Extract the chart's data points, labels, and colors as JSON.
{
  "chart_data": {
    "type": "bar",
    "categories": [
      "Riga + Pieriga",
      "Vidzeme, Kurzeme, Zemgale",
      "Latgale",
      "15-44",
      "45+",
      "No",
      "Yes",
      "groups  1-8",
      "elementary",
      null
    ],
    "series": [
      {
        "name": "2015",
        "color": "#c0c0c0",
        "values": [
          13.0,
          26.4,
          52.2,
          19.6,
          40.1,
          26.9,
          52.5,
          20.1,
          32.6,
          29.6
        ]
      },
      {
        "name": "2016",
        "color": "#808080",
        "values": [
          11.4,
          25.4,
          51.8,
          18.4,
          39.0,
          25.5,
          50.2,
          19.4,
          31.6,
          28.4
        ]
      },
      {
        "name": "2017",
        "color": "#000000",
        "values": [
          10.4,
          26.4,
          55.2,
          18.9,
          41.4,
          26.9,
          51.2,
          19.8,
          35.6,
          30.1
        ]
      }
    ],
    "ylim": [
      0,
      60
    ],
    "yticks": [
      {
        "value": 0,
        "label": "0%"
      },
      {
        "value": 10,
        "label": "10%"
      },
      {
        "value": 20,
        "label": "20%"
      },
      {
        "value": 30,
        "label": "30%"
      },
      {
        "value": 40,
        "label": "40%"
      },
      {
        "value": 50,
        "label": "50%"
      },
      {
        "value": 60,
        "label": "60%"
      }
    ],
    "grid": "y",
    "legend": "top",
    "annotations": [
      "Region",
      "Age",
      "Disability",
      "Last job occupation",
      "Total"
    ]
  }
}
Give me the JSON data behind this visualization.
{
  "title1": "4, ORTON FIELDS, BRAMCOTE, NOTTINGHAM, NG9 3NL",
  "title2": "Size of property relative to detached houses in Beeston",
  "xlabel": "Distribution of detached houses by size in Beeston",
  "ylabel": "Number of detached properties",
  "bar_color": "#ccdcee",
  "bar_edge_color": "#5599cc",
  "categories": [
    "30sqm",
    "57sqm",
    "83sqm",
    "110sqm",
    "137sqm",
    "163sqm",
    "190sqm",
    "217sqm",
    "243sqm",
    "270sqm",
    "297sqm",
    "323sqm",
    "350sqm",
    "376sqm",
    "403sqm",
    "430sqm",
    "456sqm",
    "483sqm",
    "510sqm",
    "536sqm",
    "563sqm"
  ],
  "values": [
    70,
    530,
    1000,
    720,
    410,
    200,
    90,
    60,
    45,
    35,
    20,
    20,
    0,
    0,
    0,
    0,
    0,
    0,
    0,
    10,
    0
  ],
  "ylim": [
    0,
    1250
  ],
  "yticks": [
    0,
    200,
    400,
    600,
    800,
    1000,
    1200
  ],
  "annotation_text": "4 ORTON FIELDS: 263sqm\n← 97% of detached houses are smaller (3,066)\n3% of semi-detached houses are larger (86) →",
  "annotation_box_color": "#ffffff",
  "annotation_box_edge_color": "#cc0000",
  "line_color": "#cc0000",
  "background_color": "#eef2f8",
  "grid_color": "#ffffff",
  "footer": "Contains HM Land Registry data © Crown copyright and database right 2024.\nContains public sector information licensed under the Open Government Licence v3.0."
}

# # # # #

* [What you need to do]:
Across the entries above, how many lines contain "FIELDS"? Provide only the count.

* [Response below]:
2